— Input —
— START —
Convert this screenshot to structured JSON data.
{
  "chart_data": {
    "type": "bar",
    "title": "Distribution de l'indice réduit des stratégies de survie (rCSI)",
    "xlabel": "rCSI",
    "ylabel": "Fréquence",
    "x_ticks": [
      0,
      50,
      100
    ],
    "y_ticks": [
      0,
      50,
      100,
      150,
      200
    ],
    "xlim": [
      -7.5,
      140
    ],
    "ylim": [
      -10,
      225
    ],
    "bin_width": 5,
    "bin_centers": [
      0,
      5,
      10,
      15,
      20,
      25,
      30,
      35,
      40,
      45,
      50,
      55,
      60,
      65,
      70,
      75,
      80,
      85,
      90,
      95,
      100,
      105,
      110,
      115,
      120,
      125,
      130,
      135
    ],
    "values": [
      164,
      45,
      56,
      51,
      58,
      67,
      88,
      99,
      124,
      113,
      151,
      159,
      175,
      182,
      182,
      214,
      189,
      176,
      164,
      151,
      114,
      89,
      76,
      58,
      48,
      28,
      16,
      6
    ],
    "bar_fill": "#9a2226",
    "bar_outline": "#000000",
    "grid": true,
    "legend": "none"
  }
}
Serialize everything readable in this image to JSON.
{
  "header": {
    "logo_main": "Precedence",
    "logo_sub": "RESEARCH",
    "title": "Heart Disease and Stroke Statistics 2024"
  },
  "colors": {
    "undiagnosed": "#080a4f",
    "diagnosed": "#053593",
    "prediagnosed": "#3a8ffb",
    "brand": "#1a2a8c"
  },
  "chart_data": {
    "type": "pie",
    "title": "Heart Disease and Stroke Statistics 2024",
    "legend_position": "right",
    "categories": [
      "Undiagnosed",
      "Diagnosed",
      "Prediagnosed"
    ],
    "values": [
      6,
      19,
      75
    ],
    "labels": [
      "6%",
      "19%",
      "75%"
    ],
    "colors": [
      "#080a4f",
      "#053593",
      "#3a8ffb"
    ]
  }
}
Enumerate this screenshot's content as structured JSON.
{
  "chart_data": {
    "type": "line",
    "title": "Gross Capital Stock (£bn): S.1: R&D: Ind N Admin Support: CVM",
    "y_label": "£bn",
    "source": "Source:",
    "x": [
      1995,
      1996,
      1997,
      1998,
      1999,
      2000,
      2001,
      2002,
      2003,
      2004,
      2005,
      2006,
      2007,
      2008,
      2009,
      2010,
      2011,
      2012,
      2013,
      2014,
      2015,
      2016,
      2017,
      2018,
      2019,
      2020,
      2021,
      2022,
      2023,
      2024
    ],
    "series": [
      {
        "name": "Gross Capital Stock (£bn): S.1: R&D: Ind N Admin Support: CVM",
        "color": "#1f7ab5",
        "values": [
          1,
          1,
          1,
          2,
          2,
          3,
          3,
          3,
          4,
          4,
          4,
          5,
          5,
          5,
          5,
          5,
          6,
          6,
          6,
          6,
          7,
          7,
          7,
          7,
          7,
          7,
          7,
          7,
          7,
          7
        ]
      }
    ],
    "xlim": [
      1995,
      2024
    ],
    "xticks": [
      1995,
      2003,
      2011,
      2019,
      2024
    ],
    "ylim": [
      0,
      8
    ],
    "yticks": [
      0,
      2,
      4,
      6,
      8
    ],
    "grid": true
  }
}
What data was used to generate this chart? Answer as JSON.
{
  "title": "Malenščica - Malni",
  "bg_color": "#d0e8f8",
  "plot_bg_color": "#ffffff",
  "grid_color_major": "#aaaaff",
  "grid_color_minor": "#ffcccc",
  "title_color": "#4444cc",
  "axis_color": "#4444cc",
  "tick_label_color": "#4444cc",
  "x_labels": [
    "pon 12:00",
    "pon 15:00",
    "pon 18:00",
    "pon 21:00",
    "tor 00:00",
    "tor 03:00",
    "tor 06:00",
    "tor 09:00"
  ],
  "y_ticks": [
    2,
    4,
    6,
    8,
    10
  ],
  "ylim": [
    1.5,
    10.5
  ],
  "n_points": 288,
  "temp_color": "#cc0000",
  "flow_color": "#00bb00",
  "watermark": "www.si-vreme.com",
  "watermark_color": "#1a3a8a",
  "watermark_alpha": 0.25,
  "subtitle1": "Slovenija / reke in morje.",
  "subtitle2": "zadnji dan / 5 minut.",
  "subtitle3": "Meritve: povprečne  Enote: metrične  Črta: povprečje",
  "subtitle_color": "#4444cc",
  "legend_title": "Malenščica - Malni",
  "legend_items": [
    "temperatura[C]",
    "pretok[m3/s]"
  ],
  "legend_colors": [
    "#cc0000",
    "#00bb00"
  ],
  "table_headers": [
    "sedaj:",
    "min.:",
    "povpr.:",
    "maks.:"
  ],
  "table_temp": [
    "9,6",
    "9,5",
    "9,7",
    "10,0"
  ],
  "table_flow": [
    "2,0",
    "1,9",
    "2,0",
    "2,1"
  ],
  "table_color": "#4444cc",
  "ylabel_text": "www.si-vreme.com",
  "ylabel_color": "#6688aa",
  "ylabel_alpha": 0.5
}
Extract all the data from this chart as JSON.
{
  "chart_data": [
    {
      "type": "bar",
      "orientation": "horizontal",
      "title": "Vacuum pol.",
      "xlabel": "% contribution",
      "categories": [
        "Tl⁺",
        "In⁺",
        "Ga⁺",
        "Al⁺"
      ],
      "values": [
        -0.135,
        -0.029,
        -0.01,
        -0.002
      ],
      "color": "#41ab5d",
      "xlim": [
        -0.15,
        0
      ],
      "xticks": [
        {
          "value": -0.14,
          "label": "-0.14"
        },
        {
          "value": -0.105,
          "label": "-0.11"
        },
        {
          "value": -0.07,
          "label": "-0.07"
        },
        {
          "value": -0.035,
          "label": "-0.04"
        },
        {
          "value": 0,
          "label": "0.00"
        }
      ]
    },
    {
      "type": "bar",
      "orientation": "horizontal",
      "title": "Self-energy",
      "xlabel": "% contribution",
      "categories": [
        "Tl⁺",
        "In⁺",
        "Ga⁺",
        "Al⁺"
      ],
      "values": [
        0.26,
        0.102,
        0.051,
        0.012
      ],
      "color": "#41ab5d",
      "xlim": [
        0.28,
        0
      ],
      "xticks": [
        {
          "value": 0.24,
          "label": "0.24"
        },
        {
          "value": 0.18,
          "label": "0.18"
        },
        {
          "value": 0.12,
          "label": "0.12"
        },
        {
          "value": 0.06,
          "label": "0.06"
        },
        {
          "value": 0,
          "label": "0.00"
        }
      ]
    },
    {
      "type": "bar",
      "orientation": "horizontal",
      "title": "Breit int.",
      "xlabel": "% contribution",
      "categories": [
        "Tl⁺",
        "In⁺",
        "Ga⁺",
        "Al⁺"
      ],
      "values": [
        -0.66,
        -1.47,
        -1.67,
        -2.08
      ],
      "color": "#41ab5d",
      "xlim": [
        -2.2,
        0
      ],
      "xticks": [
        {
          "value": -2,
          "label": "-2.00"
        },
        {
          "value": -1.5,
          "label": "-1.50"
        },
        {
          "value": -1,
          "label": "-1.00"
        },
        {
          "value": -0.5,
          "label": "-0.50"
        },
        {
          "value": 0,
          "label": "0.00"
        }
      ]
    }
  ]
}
— END —
— Stated goal —
Pick out all the lines with the word "Malni" in them and copy them.

— Problem solution —
  "title": "Malenščica - Malni",
  "legend_title": "Malenščica - Malni",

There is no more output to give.